» **SET TASK**
Include in the output the line containing "Serialize everything readable" and each subsequent line of the records, through the end, transcribed exactly. Add nothing else.

Part of a data file:

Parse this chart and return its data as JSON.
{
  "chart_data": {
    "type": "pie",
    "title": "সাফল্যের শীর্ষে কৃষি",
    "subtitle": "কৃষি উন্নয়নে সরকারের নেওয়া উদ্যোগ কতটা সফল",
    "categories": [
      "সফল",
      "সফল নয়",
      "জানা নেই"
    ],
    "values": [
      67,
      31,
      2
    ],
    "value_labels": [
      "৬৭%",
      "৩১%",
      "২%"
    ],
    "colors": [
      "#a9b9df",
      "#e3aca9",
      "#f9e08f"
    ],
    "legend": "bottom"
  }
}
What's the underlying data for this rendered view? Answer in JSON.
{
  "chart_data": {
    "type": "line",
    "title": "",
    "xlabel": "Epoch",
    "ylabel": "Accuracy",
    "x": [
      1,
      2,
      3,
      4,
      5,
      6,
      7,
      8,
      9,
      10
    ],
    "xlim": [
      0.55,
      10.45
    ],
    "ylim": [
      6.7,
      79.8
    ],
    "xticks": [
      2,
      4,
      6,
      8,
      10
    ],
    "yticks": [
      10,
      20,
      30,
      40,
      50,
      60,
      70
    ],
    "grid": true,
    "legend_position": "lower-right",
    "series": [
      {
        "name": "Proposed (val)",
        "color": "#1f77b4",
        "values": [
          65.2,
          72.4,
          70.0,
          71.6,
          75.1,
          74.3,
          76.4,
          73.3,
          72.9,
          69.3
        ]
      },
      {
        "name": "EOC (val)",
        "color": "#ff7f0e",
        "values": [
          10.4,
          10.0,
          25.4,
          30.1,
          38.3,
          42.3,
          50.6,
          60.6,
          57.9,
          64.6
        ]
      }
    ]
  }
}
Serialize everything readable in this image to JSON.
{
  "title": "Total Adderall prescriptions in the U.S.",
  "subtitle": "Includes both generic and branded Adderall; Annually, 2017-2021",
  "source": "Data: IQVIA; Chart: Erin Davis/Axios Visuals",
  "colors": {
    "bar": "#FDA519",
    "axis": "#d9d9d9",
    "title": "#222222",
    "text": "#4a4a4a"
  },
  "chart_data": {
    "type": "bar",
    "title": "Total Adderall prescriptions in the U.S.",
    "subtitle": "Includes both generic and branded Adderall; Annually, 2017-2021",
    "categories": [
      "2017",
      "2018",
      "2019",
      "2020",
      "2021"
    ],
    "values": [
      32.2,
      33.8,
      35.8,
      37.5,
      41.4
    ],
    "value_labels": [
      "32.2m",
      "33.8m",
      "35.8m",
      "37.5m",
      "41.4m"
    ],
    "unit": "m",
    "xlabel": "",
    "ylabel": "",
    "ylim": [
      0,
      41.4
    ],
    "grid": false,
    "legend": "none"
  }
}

» **TASK OUTPUT**
Serialize everything readable in this image to JSON.
{
  "title": "Total Adderall prescriptions in the U.S.",
  "subtitle": "Includes both generic and branded Adderall; Annually, 2017-2021",
  "source": "Data: IQVIA; Chart: Erin Davis/Axios Visuals",
  "colors": {
    "bar": "#FDA519",
    "axis": "#d9d9d9",
    "title": "#222222",
    "text": "#4a4a4a"
  },
  "chart_data": {
    "type": "bar",
    "title": "Total Adderall prescriptions in the U.S.",
    "subtitle": "Includes both generic and branded Adderall; Annually, 2017-2021",
    "categories": [
      "2017",
      "2018",
      "2019",
      "2020",
      "2021"
    ],
    "values": [
      32.2,
      33.8,
      35.8,
      37.5,
      41.4
    ],
    "value_labels": [
      "32.2m",
      "33.8m",
      "35.8m",
      "37.5m",
      "41.4m"
    ],
    "unit": "m",
    "xlabel": "",
    "ylabel": "",
    "ylim": [
      0,
      41.4
    ],
    "grid": false,
    "legend": "none"
  }
}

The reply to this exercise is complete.